What you have to do: Repeat every line of the listing below exactly, minus the pictures.

○ ○ ○

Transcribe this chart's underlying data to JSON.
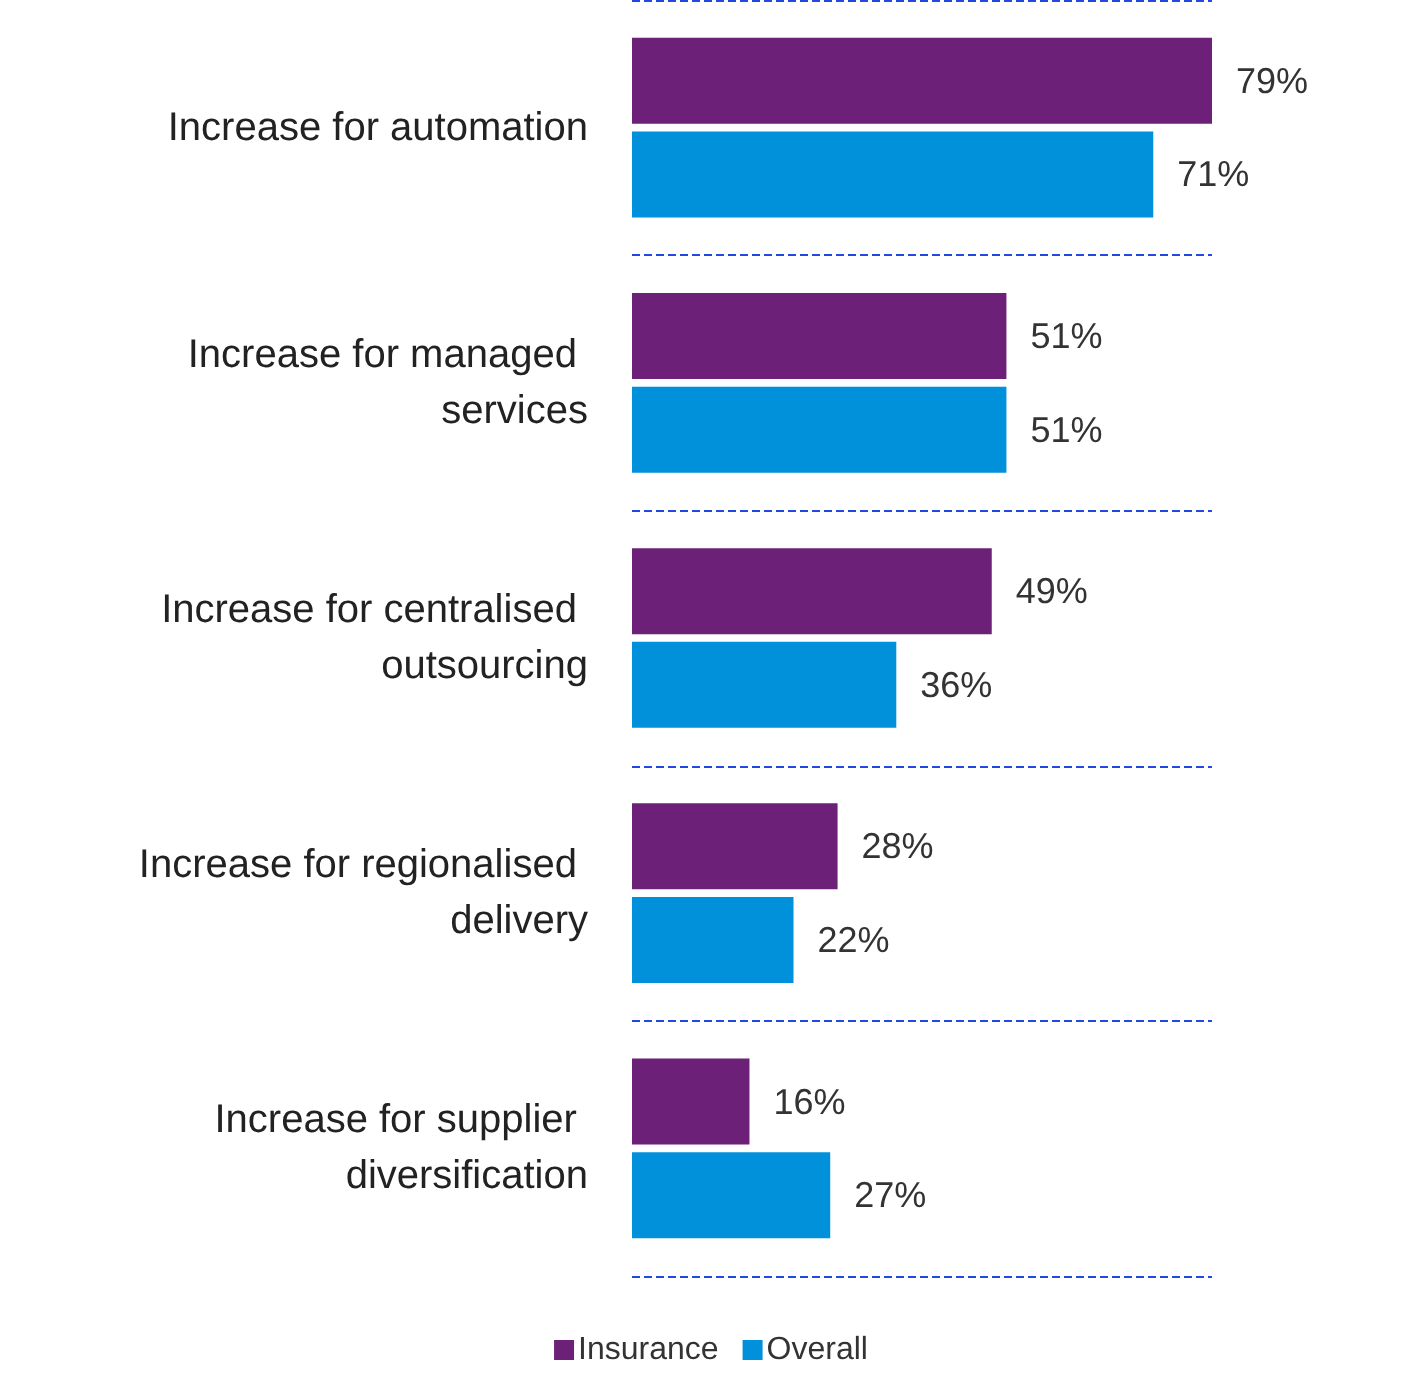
{
  "chart_data": {
    "type": "bar",
    "orientation": "horizontal",
    "categories": [
      "Increase for automation",
      "Increase for managed services",
      "Increase for centralised outsourcing",
      "Increase for regionalised delivery",
      "Increase for supplier diversification"
    ],
    "series": [
      {
        "name": "Insurance",
        "color": "#6d2077",
        "values": [
          79,
          51,
          49,
          28,
          16
        ],
        "value_labels": [
          "79%",
          "51%",
          "49%",
          "28%",
          "16%"
        ]
      },
      {
        "name": "Overall",
        "color": "#0091da",
        "values": [
          71,
          51,
          36,
          22,
          27
        ],
        "value_labels": [
          "71%",
          "51%",
          "36%",
          "22%",
          "27%"
        ]
      }
    ],
    "grid": "y",
    "legend": "bottom"
  }
}
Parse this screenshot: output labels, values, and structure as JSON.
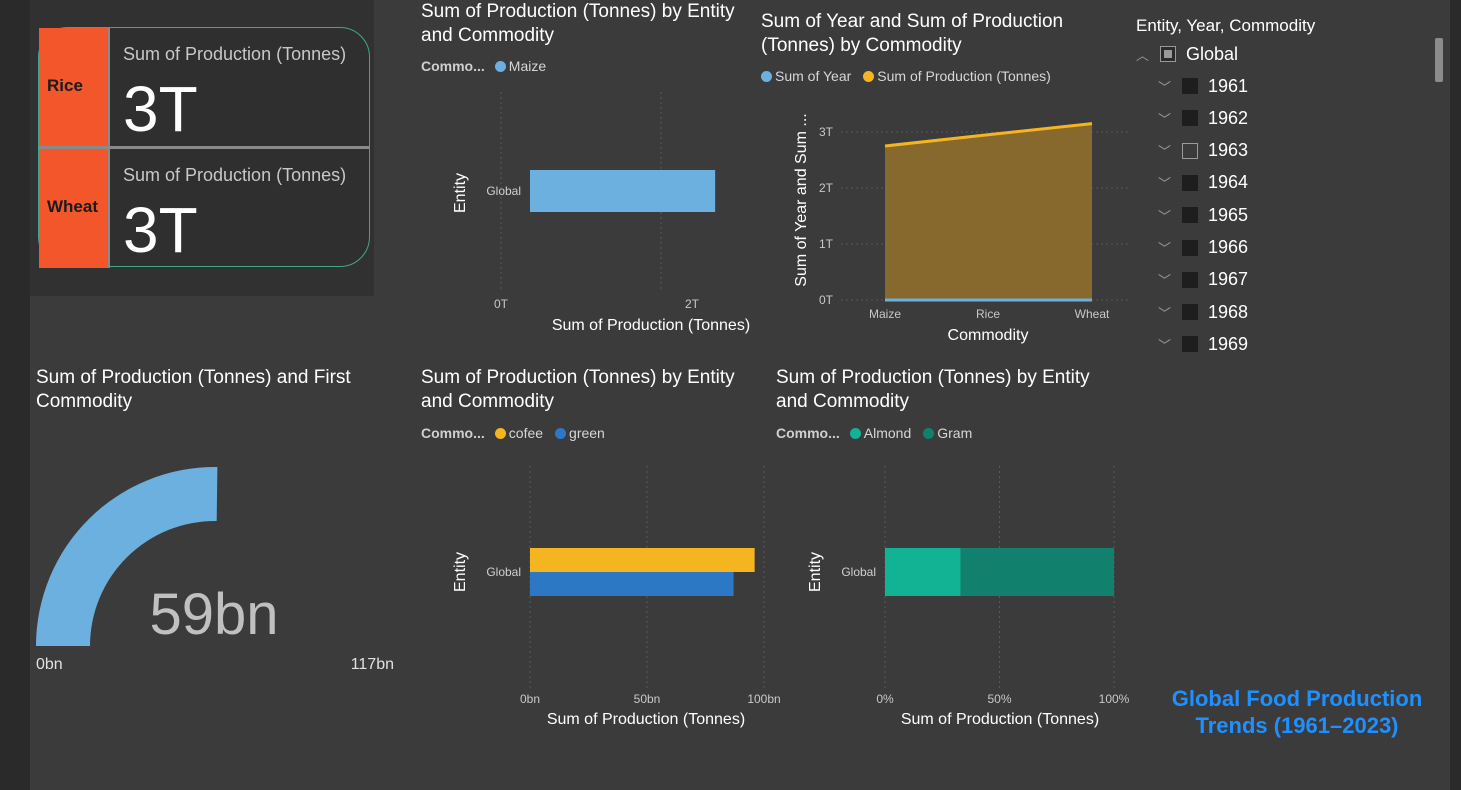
{
  "colors": {
    "background": "#3b3b3b",
    "card_category": "#f2562a",
    "card_border": "#3fa78a",
    "maize": "#6cb0e0",
    "sum_of_year": "#6cb0e0",
    "sum_of_production": "#f5b521",
    "area_fill": "#8b6b2c",
    "cofee": "#f5b521",
    "green": "#2d78c5",
    "almond": "#12b294",
    "gram": "#11806c",
    "gauge": "#6cb0e0",
    "brand": "#1e90ff"
  },
  "multirow_card": {
    "rows": [
      {
        "category": "Rice",
        "label": "Sum of Production (Tonnes)",
        "value": "3T"
      },
      {
        "category": "Wheat",
        "label": "Sum of Production (Tonnes)",
        "value": "3T"
      }
    ]
  },
  "bar_maize": {
    "title": "Sum of Production (Tonnes) by Entity and Commodity",
    "legend_title": "Commo...",
    "legend": [
      "Maize"
    ],
    "chart_data": {
      "type": "bar",
      "orientation": "horizontal",
      "categories": [
        "Global"
      ],
      "series": [
        {
          "name": "Maize",
          "values": [
            2.3
          ]
        }
      ],
      "value_unit": "T",
      "xlim": [
        0,
        2.6
      ],
      "x_ticks": [
        "0T",
        "2T"
      ],
      "xlabel": "Sum of Production (Tonnes)",
      "ylabel": "Entity"
    }
  },
  "area_chart": {
    "title": "Sum of Year and Sum of Production (Tonnes) by Commodity",
    "legend": [
      "Sum of Year",
      "Sum of Production (Tonnes)"
    ],
    "chart_data": {
      "type": "area",
      "categories": [
        "Maize",
        "Rice",
        "Wheat"
      ],
      "series": [
        {
          "name": "Sum of Year",
          "values": [
            0,
            0,
            0
          ]
        },
        {
          "name": "Sum of Production (Tonnes)",
          "values": [
            2.75,
            2.95,
            3.15
          ]
        }
      ],
      "value_unit": "T",
      "ylim": [
        0,
        3.2
      ],
      "y_ticks": [
        "0T",
        "1T",
        "2T",
        "3T"
      ],
      "xlabel": "Commodity",
      "ylabel": "Sum of Year and Sum ..."
    }
  },
  "slicer": {
    "title": "Entity, Year, Commodity",
    "root": "Global",
    "years": [
      "1961",
      "1962",
      "1963",
      "1964",
      "1965",
      "1966",
      "1967",
      "1968",
      "1969"
    ],
    "empty_year": "1963"
  },
  "gauge": {
    "title": "Sum of Production (Tonnes) and First Commodity",
    "value_label": "59bn",
    "min_label": "0bn",
    "max_label": "117bn",
    "chart_data": {
      "type": "gauge",
      "value": 59,
      "min": 0,
      "max": 117,
      "unit": "bn"
    }
  },
  "bar_cofee_green": {
    "title": "Sum of Production (Tonnes) by Entity and Commodity",
    "legend_title": "Commo...",
    "legend": [
      "cofee",
      "green"
    ],
    "chart_data": {
      "type": "bar",
      "orientation": "horizontal",
      "categories": [
        "Global"
      ],
      "series": [
        {
          "name": "cofee",
          "values": [
            96
          ]
        },
        {
          "name": "green",
          "values": [
            87
          ]
        }
      ],
      "value_unit": "bn",
      "xlim": [
        0,
        100
      ],
      "x_ticks": [
        "0bn",
        "50bn",
        "100bn"
      ],
      "xlabel": "Sum of Production (Tonnes)",
      "ylabel": "Entity"
    }
  },
  "bar_almond_gram": {
    "title": "Sum of Production (Tonnes) by Entity and Commodity",
    "legend_title": "Commo...",
    "legend": [
      "Almond",
      "Gram"
    ],
    "chart_data": {
      "type": "bar",
      "orientation": "horizontal",
      "stacking": "percent",
      "categories": [
        "Global"
      ],
      "series": [
        {
          "name": "Almond",
          "values": [
            33
          ]
        },
        {
          "name": "Gram",
          "values": [
            67
          ]
        }
      ],
      "xlim": [
        0,
        100
      ],
      "x_ticks": [
        "0%",
        "50%",
        "100%"
      ],
      "xlabel": "Sum of Production (Tonnes)",
      "ylabel": "Entity"
    }
  },
  "brand": {
    "line1": "Global Food Production",
    "line2": "Trends (1961–2023)"
  }
}
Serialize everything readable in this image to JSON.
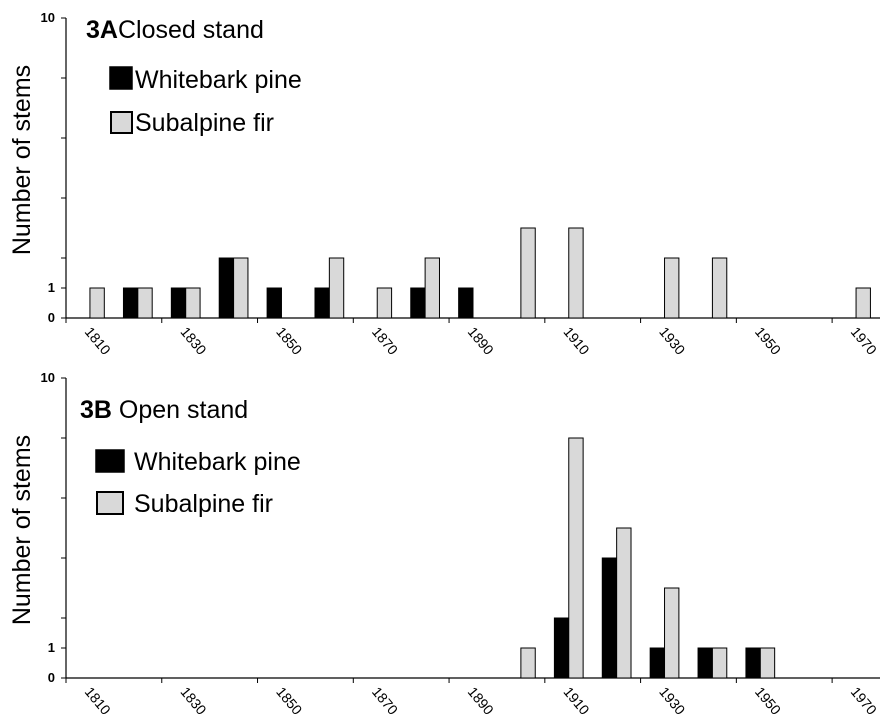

○ ○ ○

Response to the exercise:
Transcribe this chart's underlying data to JSON.
{
  "chart_data": {
    "type": "bar",
    "orientation": "horizontal",
    "categories": [
      "Increase for automation",
      "Increase for managed services",
      "Increase for centralised outsourcing",
      "Increase for regionalised delivery",
      "Increase for supplier diversification"
    ],
    "series": [
      {
        "name": "Insurance",
        "color": "#6d2077",
        "values": [
          79,
          51,
          49,
          28,
          16
        ],
        "value_labels": [
          "79%",
          "51%",
          "49%",
          "28%",
          "16%"
        ]
      },
      {
        "name": "Overall",
        "color": "#0091da",
        "values": [
          71,
          51,
          36,
          22,
          27
        ],
        "value_labels": [
          "71%",
          "51%",
          "36%",
          "22%",
          "27%"
        ]
      }
    ],
    "grid": "y",
    "legend": "bottom"
  }
}
Parse this screenshot: output labels, values, and structure as JSON.
{
  "colors": {
    "background": "#3b3b3b",
    "card_category": "#f2562a",
    "card_border": "#3fa78a",
    "maize": "#6cb0e0",
    "sum_of_year": "#6cb0e0",
    "sum_of_production": "#f5b521",
    "area_fill": "#8b6b2c",
    "cofee": "#f5b521",
    "green": "#2d78c5",
    "almond": "#12b294",
    "gram": "#11806c",
    "gauge": "#6cb0e0",
    "brand": "#1e90ff"
  },
  "multirow_card": {
    "rows": [
      {
        "category": "Rice",
        "label": "Sum of Production (Tonnes)",
        "value": "3T"
      },
      {
        "category": "Wheat",
        "label": "Sum of Production (Tonnes)",
        "value": "3T"
      }
    ]
  },
  "bar_maize": {
    "title": "Sum of Production (Tonnes) by Entity and Commodity",
    "legend_title": "Commo...",
    "legend": [
      "Maize"
    ],
    "chart_data": {
      "type": "bar",
      "orientation": "horizontal",
      "categories": [
        "Global"
      ],
      "series": [
        {
          "name": "Maize",
          "values": [
            2.3
          ]
        }
      ],
      "value_unit": "T",
      "xlim": [
        0,
        2.6
      ],
      "x_ticks": [
        "0T",
        "2T"
      ],
      "xlabel": "Sum of Production (Tonnes)",
      "ylabel": "Entity"
    }
  },
  "area_chart": {
    "title": "Sum of Year and Sum of Production (Tonnes) by Commodity",
    "legend": [
      "Sum of Year",
      "Sum of Production (Tonnes)"
    ],
    "chart_data": {
      "type": "area",
      "categories": [
        "Maize",
        "Rice",
        "Wheat"
      ],
      "series": [
        {
          "name": "Sum of Year",
          "values": [
            0,
            0,
            0
          ]
        },
        {
          "name": "Sum of Production (Tonnes)",
          "values": [
            2.75,
            2.95,
            3.15
          ]
        }
      ],
      "value_unit": "T",
      "ylim": [
        0,
        3.2
      ],
      "y_ticks": [
        "0T",
        "1T",
        "2T",
        "3T"
      ],
      "xlabel": "Commodity",
      "ylabel": "Sum of Year and Sum ..."
    }
  },
  "slicer": {
    "title": "Entity, Year, Commodity",
    "root": "Global",
    "years": [
      "1961",
      "1962",
      "1963",
      "1964",
      "1965",
      "1966",
      "1967",
      "1968",
      "1969"
    ],
    "empty_year": "1963"
  },
  "gauge": {
    "title": "Sum of Production (Tonnes) and First Commodity",
    "value_label": "59bn",
    "min_label": "0bn",
    "max_label": "117bn",
    "chart_data": {
      "type": "gauge",
      "value": 59,
      "min": 0,
      "max": 117,
      "unit": "bn"
    }
  },
  "bar_cofee_green": {
    "title": "Sum of Production (Tonnes) by Entity and Commodity",
    "legend_title": "Commo...",
    "legend": [
      "cofee",
      "green"
    ],
    "chart_data": {
      "type": "bar",
      "orientation": "horizontal",
      "categories": [
        "Global"
      ],
      "series": [
        {
          "name": "cofee",
          "values": [
            96
          ]
        },
        {
          "name": "green",
          "values": [
            87
          ]
        }
      ],
      "value_unit": "bn",
      "xlim": [
        0,
        100
      ],
      "x_ticks": [
        "0bn",
        "50bn",
        "100bn"
      ],
      "xlabel": "Sum of Production (Tonnes)",
      "ylabel": "Entity"
    }
  },
  "bar_almond_gram": {
    "title": "Sum of Production (Tonnes) by Entity and Commodity",
    "legend_title": "Commo...",
    "legend": [
      "Almond",
      "Gram"
    ],
    "chart_data": {
      "type": "bar",
      "orientation": "horizontal",
      "stacking": "percent",
      "categories": [
        "Global"
      ],
      "series": [
        {
          "name": "Almond",
          "values": [
            33
          ]
        },
        {
          "name": "Gram",
          "values": [
            67
          ]
        }
      ],
      "xlim": [
        0,
        100
      ],
      "x_ticks": [
        "0%",
        "50%",
        "100%"
      ],
      "xlabel": "Sum of Production (Tonnes)",
      "ylabel": "Entity"
    }
  },
  "brand": {
    "line1": "Global Food Production",
    "line2": "Trends (1961–2023)"
  }
}
Serialize everything readable in this image to JSON.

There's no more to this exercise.